=== Exercise prompt ===
Leave out the pictures and repeat the data exactly.

=== Data shown ===

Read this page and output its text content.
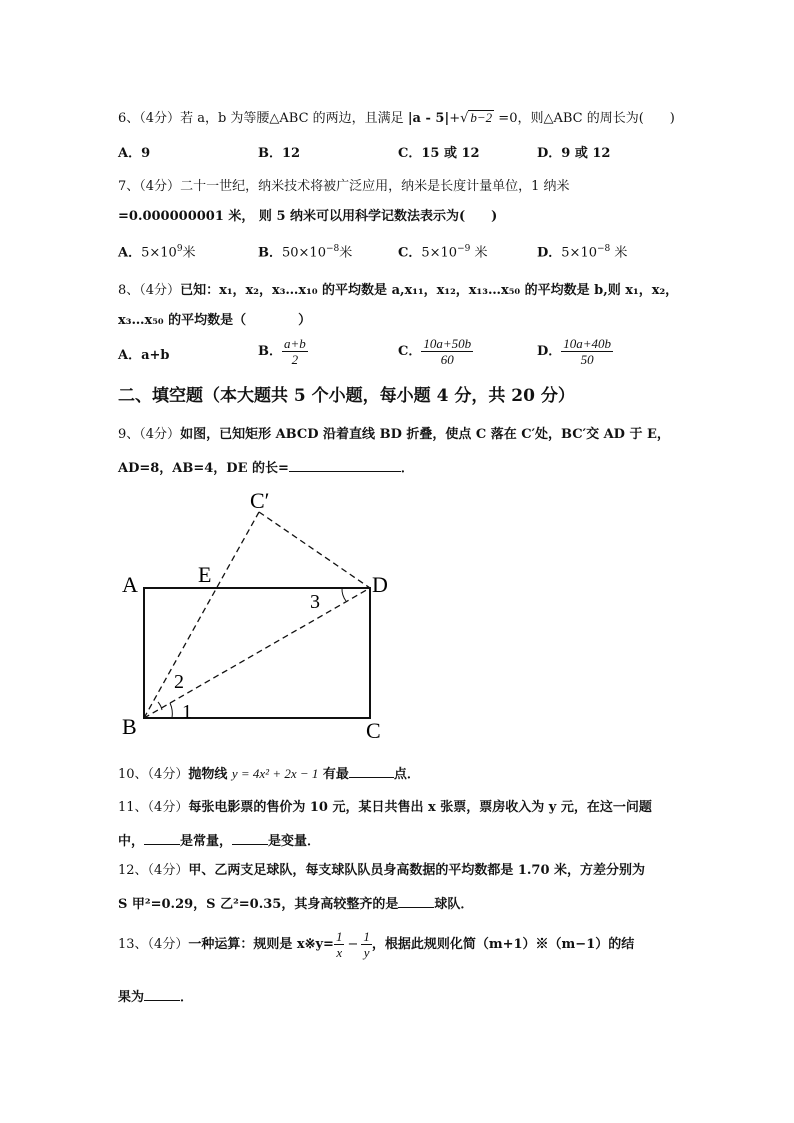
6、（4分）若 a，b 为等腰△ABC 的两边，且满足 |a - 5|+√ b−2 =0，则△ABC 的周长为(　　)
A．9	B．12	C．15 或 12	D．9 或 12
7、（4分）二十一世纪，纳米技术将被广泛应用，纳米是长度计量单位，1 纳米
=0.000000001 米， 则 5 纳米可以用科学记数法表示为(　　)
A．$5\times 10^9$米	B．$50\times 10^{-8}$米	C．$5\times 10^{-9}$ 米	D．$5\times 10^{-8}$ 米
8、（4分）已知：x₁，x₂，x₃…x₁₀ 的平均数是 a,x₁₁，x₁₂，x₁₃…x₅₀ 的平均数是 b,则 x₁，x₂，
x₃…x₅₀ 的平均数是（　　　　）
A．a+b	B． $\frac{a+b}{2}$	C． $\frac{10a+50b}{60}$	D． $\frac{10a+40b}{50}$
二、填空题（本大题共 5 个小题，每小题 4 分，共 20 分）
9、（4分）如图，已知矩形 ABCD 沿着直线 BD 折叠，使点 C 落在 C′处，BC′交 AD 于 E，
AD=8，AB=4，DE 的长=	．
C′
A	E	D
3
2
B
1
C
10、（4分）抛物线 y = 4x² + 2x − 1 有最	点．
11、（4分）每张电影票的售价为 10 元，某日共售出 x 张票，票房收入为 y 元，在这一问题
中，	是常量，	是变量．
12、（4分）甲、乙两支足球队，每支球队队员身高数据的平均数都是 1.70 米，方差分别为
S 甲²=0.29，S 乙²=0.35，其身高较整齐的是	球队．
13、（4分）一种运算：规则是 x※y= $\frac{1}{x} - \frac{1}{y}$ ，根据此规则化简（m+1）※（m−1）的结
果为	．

=== Written answer ===
Read this page and output its text content.
6、（4分）若 a，b 为等腰△ABC 的两边，且满足 |a - 5|+√ b−2 =0，则△ABC 的周长为(　　)
A．9	B．12	C．15 或 12	D．9 或 12
7、（4分）二十一世纪，纳米技术将被广泛应用，纳米是长度计量单位，1 纳米
=0.000000001 米， 则 5 纳米可以用科学记数法表示为(　　)
A．$5\times 10^9$米	B．$50\times 10^{-8}$米	C．$5\times 10^{-9}$ 米	D．$5\times 10^{-8}$ 米
8、（4分）已知：x₁，x₂，x₃…x₁₀ 的平均数是 a,x₁₁，x₁₂，x₁₃…x₅₀ 的平均数是 b,则 x₁，x₂，
x₃…x₅₀ 的平均数是（　　　　）
A．a+b	B． $\frac{a+b}{2}$	C． $\frac{10a+50b}{60}$	D． $\frac{10a+40b}{50}$
二、填空题（本大题共 5 个小题，每小题 4 分，共 20 分）
9、（4分）如图，已知矩形 ABCD 沿着直线 BD 折叠，使点 C 落在 C′处，BC′交 AD 于 E，
AD=8，AB=4，DE 的长=	．
C′
A	E	D
3
2
B
1
C
10、（4分）抛物线 y = 4x² + 2x − 1 有最	点．
11、（4分）每张电影票的售价为 10 元，某日共售出 x 张票，票房收入为 y 元，在这一问题
中，	是常量，	是变量．
12、（4分）甲、乙两支足球队，每支球队队员身高数据的平均数都是 1.70 米，方差分别为
S 甲²=0.29，S 乙²=0.35，其身高较整齐的是	球队．
13、（4分）一种运算：规则是 x※y= $\frac{1}{x} - \frac{1}{y}$ ，根据此规则化简（m+1）※（m−1）的结
果为	．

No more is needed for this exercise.